### [EXERCISE PROMPT]
Every entry that follows needs to be repeated exactly.

### [DATA FOR THE TASK]
-=-=-
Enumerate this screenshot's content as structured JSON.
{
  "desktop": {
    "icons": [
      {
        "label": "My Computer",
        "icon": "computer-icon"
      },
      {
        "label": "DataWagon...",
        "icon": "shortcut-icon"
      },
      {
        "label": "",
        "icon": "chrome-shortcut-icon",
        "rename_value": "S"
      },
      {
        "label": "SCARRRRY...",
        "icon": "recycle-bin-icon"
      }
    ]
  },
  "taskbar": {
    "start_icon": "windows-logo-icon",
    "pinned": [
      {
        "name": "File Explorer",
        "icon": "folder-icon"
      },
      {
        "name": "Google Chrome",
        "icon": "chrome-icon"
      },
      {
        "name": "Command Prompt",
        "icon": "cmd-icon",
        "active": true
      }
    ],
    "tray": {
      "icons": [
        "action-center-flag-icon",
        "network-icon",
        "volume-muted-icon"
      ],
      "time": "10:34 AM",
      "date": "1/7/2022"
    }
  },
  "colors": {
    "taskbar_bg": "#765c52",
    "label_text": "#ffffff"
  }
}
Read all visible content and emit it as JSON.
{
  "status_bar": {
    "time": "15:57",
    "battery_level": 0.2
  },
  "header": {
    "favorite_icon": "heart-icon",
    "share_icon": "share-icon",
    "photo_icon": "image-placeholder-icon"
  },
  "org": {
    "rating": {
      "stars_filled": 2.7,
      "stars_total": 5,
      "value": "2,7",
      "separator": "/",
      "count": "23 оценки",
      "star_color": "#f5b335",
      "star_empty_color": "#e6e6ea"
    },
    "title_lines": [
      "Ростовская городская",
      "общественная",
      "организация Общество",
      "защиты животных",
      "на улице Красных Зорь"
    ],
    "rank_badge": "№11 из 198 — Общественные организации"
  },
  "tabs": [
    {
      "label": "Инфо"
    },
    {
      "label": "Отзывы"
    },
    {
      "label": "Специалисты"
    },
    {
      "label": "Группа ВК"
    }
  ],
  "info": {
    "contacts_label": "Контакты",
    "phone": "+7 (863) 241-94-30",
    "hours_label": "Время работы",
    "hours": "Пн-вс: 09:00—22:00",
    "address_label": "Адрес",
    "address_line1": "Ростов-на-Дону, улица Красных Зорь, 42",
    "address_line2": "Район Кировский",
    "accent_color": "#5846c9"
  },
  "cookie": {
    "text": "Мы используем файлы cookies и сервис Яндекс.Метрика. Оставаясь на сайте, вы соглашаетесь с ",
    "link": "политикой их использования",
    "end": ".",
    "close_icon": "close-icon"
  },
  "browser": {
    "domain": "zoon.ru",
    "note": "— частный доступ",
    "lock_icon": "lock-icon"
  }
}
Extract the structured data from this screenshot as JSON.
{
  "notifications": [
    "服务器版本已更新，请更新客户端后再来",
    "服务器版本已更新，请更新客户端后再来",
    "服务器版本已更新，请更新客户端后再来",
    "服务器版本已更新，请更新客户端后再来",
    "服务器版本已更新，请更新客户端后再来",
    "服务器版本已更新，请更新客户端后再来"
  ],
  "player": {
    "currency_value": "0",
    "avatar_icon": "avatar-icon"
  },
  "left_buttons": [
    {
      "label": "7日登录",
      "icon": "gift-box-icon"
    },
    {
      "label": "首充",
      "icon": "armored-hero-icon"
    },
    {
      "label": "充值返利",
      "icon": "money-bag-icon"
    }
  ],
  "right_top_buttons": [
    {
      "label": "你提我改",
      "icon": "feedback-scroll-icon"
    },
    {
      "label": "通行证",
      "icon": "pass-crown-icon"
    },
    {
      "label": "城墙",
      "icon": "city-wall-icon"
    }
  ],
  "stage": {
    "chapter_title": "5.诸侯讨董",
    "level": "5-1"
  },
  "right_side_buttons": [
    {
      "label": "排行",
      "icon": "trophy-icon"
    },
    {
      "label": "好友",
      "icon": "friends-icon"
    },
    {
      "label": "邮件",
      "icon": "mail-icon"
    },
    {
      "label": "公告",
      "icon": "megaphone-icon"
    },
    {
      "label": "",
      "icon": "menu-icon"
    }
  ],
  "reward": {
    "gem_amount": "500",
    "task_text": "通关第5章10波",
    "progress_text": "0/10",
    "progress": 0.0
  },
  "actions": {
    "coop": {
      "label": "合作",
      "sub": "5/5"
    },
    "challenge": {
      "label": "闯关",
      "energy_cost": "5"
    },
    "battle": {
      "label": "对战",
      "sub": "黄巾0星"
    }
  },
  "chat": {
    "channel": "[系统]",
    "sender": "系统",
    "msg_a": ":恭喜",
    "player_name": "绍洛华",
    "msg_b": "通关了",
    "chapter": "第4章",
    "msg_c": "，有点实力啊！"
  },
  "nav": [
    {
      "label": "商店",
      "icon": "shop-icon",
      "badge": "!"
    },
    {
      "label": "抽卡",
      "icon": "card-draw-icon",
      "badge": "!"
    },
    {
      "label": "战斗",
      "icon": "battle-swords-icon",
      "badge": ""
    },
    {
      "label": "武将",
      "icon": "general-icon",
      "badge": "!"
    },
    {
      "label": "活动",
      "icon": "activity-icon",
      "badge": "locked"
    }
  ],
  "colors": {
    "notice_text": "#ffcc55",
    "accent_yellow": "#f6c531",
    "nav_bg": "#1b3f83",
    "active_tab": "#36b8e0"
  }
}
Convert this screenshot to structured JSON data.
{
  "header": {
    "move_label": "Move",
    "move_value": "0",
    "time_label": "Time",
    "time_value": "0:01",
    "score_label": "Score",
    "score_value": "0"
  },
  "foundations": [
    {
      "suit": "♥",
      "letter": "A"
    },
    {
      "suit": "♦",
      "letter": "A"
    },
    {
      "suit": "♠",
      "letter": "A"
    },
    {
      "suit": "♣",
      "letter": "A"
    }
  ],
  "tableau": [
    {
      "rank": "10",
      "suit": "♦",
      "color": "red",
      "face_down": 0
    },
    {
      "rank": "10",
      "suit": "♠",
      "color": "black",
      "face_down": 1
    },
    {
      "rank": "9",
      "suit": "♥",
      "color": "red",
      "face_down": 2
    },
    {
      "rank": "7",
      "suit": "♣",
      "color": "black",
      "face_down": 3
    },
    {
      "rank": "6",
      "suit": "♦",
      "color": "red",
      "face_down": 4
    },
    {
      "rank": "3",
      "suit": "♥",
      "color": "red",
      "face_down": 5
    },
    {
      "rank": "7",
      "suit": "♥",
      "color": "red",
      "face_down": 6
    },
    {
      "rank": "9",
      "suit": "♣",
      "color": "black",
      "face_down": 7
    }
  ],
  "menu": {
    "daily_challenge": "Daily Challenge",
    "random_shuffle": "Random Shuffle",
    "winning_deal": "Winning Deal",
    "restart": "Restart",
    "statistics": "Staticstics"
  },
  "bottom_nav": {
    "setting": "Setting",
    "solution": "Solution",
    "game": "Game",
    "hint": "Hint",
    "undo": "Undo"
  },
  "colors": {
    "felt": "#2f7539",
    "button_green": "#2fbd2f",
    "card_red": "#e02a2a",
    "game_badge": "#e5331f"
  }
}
-=-=-
### [ANSWER]
Enumerate this screenshot's content as structured JSON.
{
  "desktop": {
    "icons": [
      {
        "label": "My Computer",
        "icon": "computer-icon"
      },
      {
        "label": "DataWagon...",
        "icon": "shortcut-icon"
      },
      {
        "label": "",
        "icon": "chrome-shortcut-icon",
        "rename_value": "S"
      },
      {
        "label": "SCARRRRY...",
        "icon": "recycle-bin-icon"
      }
    ]
  },
  "taskbar": {
    "start_icon": "windows-logo-icon",
    "pinned": [
      {
        "name": "File Explorer",
        "icon": "folder-icon"
      },
      {
        "name": "Google Chrome",
        "icon": "chrome-icon"
      },
      {
        "name": "Command Prompt",
        "icon": "cmd-icon",
        "active": true
      }
    ],
    "tray": {
      "icons": [
        "action-center-flag-icon",
        "network-icon",
        "volume-muted-icon"
      ],
      "time": "10:34 AM",
      "date": "1/7/2022"
    }
  },
  "colors": {
    "taskbar_bg": "#765c52",
    "label_text": "#ffffff"
  }
}
Read all visible content and emit it as JSON.
{
  "status_bar": {
    "time": "15:57",
    "battery_level": 0.2
  },
  "header": {
    "favorite_icon": "heart-icon",
    "share_icon": "share-icon",
    "photo_icon": "image-placeholder-icon"
  },
  "org": {
    "rating": {
      "stars_filled": 2.7,
      "stars_total": 5,
      "value": "2,7",
      "separator": "/",
      "count": "23 оценки",
      "star_color": "#f5b335",
      "star_empty_color": "#e6e6ea"
    },
    "title_lines": [
      "Ростовская городская",
      "общественная",
      "организация Общество",
      "защиты животных",
      "на улице Красных Зорь"
    ],
    "rank_badge": "№11 из 198 — Общественные организации"
  },
  "tabs": [
    {
      "label": "Инфо"
    },
    {
      "label": "Отзывы"
    },
    {
      "label": "Специалисты"
    },
    {
      "label": "Группа ВК"
    }
  ],
  "info": {
    "contacts_label": "Контакты",
    "phone": "+7 (863) 241-94-30",
    "hours_label": "Время работы",
    "hours": "Пн-вс: 09:00—22:00",
    "address_label": "Адрес",
    "address_line1": "Ростов-на-Дону, улица Красных Зорь, 42",
    "address_line2": "Район Кировский",
    "accent_color": "#5846c9"
  },
  "cookie": {
    "text": "Мы используем файлы cookies и сервис Яндекс.Метрика. Оставаясь на сайте, вы соглашаетесь с ",
    "link": "политикой их использования",
    "end": ".",
    "close_icon": "close-icon"
  },
  "browser": {
    "domain": "zoon.ru",
    "note": "— частный доступ",
    "lock_icon": "lock-icon"
  }
}
Extract the structured data from this screenshot as JSON.
{
  "notifications": [
    "服务器版本已更新，请更新客户端后再来",
    "服务器版本已更新，请更新客户端后再来",
    "服务器版本已更新，请更新客户端后再来",
    "服务器版本已更新，请更新客户端后再来",
    "服务器版本已更新，请更新客户端后再来",
    "服务器版本已更新，请更新客户端后再来"
  ],
  "player": {
    "currency_value": "0",
    "avatar_icon": "avatar-icon"
  },
  "left_buttons": [
    {
      "label": "7日登录",
      "icon": "gift-box-icon"
    },
    {
      "label": "首充",
      "icon": "armored-hero-icon"
    },
    {
      "label": "充值返利",
      "icon": "money-bag-icon"
    }
  ],
  "right_top_buttons": [
    {
      "label": "你提我改",
      "icon": "feedback-scroll-icon"
    },
    {
      "label": "通行证",
      "icon": "pass-crown-icon"
    },
    {
      "label": "城墙",
      "icon": "city-wall-icon"
    }
  ],
  "stage": {
    "chapter_title": "5.诸侯讨董",
    "level": "5-1"
  },
  "right_side_buttons": [
    {
      "label": "排行",
      "icon": "trophy-icon"
    },
    {
      "label": "好友",
      "icon": "friends-icon"
    },
    {
      "label": "邮件",
      "icon": "mail-icon"
    },
    {
      "label": "公告",
      "icon": "megaphone-icon"
    },
    {
      "label": "",
      "icon": "menu-icon"
    }
  ],
  "reward": {
    "gem_amount": "500",
    "task_text": "通关第5章10波",
    "progress_text": "0/10",
    "progress": 0.0
  },
  "actions": {
    "coop": {
      "label": "合作",
      "sub": "5/5"
    },
    "challenge": {
      "label": "闯关",
      "energy_cost": "5"
    },
    "battle": {
      "label": "对战",
      "sub": "黄巾0星"
    }
  },
  "chat": {
    "channel": "[系统]",
    "sender": "系统",
    "msg_a": ":恭喜",
    "player_name": "绍洛华",
    "msg_b": "通关了",
    "chapter": "第4章",
    "msg_c": "，有点实力啊！"
  },
  "nav": [
    {
      "label": "商店",
      "icon": "shop-icon",
      "badge": "!"
    },
    {
      "label": "抽卡",
      "icon": "card-draw-icon",
      "badge": "!"
    },
    {
      "label": "战斗",
      "icon": "battle-swords-icon",
      "badge": ""
    },
    {
      "label": "武将",
      "icon": "general-icon",
      "badge": "!"
    },
    {
      "label": "活动",
      "icon": "activity-icon",
      "badge": "locked"
    }
  ],
  "colors": {
    "notice_text": "#ffcc55",
    "accent_yellow": "#f6c531",
    "nav_bg": "#1b3f83",
    "active_tab": "#36b8e0"
  }
}
Convert this screenshot to structured JSON data.
{
  "header": {
    "move_label": "Move",
    "move_value": "0",
    "time_label": "Time",
    "time_value": "0:01",
    "score_label": "Score",
    "score_value": "0"
  },
  "foundations": [
    {
      "suit": "♥",
      "letter": "A"
    },
    {
      "suit": "♦",
      "letter": "A"
    },
    {
      "suit": "♠",
      "letter": "A"
    },
    {
      "suit": "♣",
      "letter": "A"
    }
  ],
  "tableau": [
    {
      "rank": "10",
      "suit": "♦",
      "color": "red",
      "face_down": 0
    },
    {
      "rank": "10",
      "suit": "♠",
      "color": "black",
      "face_down": 1
    },
    {
      "rank": "9",
      "suit": "♥",
      "color": "red",
      "face_down": 2
    },
    {
      "rank": "7",
      "suit": "♣",
      "color": "black",
      "face_down": 3
    },
    {
      "rank": "6",
      "suit": "♦",
      "color": "red",
      "face_down": 4
    },
    {
      "rank": "3",
      "suit": "♥",
      "color": "red",
      "face_down": 5
    },
    {
      "rank": "7",
      "suit": "♥",
      "color": "red",
      "face_down": 6
    },
    {
      "rank": "9",
      "suit": "♣",
      "color": "black",
      "face_down": 7
    }
  ],
  "menu": {
    "daily_challenge": "Daily Challenge",
    "random_shuffle": "Random Shuffle",
    "winning_deal": "Winning Deal",
    "restart": "Restart",
    "statistics": "Staticstics"
  },
  "bottom_nav": {
    "setting": "Setting",
    "solution": "Solution",
    "game": "Game",
    "hint": "Hint",
    "undo": "Undo"
  },
  "colors": {
    "felt": "#2f7539",
    "button_green": "#2fbd2f",
    "card_red": "#e02a2a",
    "game_badge": "#e5331f"
  }
}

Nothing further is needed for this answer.